EXERCISE PROMPT ▸ Transcribe each line of the material as it is, and drop any picture.

START TASK MATERIAL

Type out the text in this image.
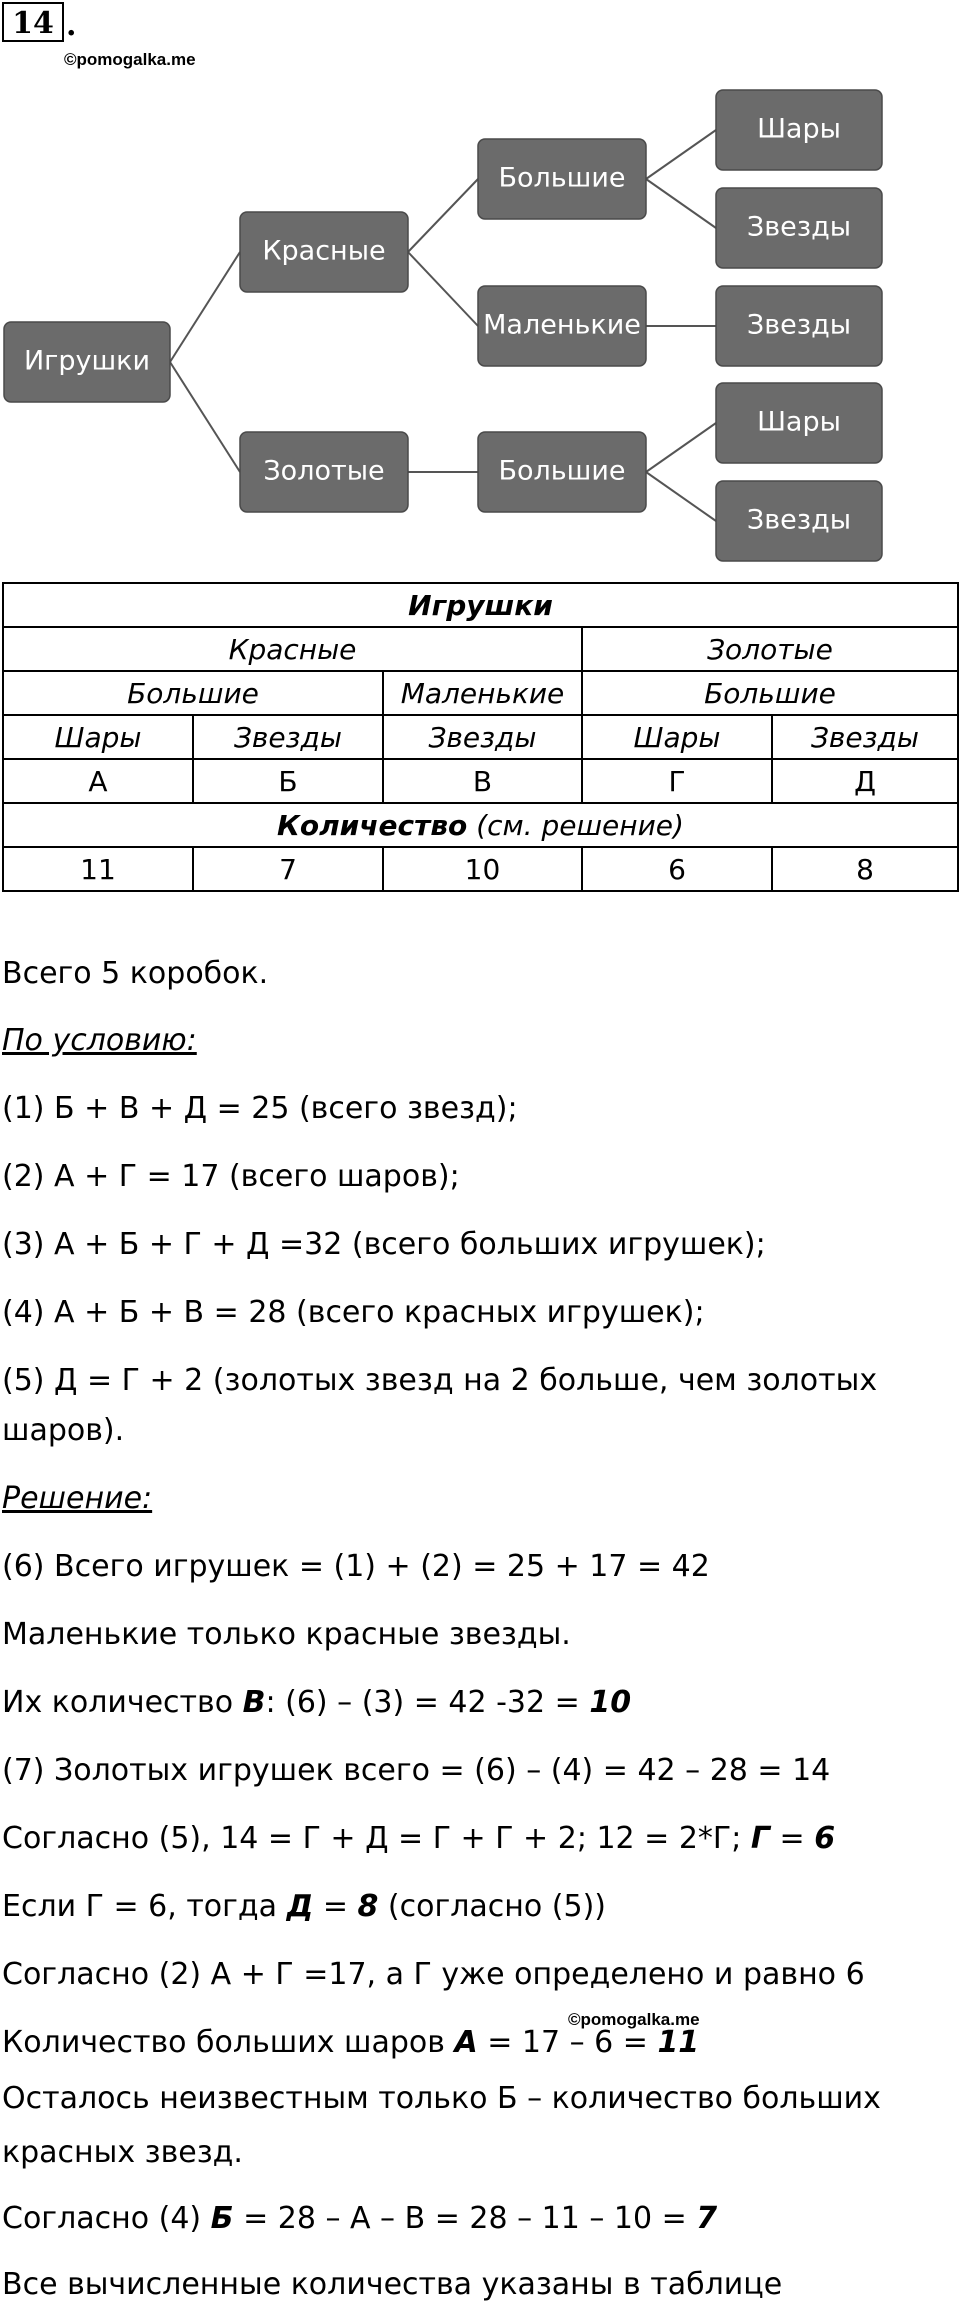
14 .
©pomogalka.me
Игрушки
Красные
Золотые
Большие
Маленькие
Большие
Шары
Звезды
Звезды
Шары
Звезды
Игрушки				
Красные			Золотые	
Большие		Маленькие	Большие	
Шары	Звезды	Звезды	Шары	Звезды
А	Б	В	Г	Д
Количество (см. решение)				
11	7	10	6	8
Всего 5 коробок.
По условию:
(1) Б + В + Д = 25 (всего звезд);
(2) А + Г = 17 (всего шаров);
(3) А + Б + Г + Д =32 (всего больших игрушек);
(4) А + Б + В = 28 (всего красных игрушек);
(5) Д = Г + 2 (золотых звезд на 2 больше, чем золотых
шаров).
Решение:
(6) Всего игрушек = (1) + (2) = 25 + 17 = 42
Маленькие только красные звезды.
Их количество В: (6) – (3) = 42 -32 = 10
(7) Золотых игрушек всего = (6) – (4) = 42 – 28 = 14
Согласно (5), 14 = Г + Д = Г + Г + 2; 12 = 2*Г; Г = 6
Если Г = 6, тогда Д = 8 (согласно (5))
Согласно (2) А + Г =17, а Г уже определено и равно 6
©pomogalka.me
Количество больших шаров А = 17 – 6 = 11
Осталось неизвестным только Б – количество больших
красных звезд.
Согласно (4) Б = 28 – А – В = 28 – 11 – 10 = 7
Все вычисленные количества указаны в таблице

END TASK MATERIAL

OUTPUT BELOW ▸
Type out the text in this image.
14 .
©pomogalka.me
Игрушки
Красные
Золотые
Большие
Маленькие
Большие
Шары
Звезды
Звезды
Шары
Звезды
Игрушки				
Красные			Золотые	
Большие		Маленькие	Большие	
Шары	Звезды	Звезды	Шары	Звезды
А	Б	В	Г	Д
Количество (см. решение)				
11	7	10	6	8
Всего 5 коробок.
По условию:
(1) Б + В + Д = 25 (всего звезд);
(2) А + Г = 17 (всего шаров);
(3) А + Б + Г + Д =32 (всего больших игрушек);
(4) А + Б + В = 28 (всего красных игрушек);
(5) Д = Г + 2 (золотых звезд на 2 больше, чем золотых
шаров).
Решение:
(6) Всего игрушек = (1) + (2) = 25 + 17 = 42
Маленькие только красные звезды.
Их количество В: (6) – (3) = 42 -32 = 10
(7) Золотых игрушек всего = (6) – (4) = 42 – 28 = 14
Согласно (5), 14 = Г + Д = Г + Г + 2; 12 = 2*Г; Г = 6
Если Г = 6, тогда Д = 8 (согласно (5))
Согласно (2) А + Г =17, а Г уже определено и равно 6
©pomogalka.me
Количество больших шаров А = 17 – 6 = 11
Осталось неизвестным только Б – количество больших
красных звезд.
Согласно (4) Б = 28 – А – В = 28 – 11 – 10 = 7
Все вычисленные количества указаны в таблице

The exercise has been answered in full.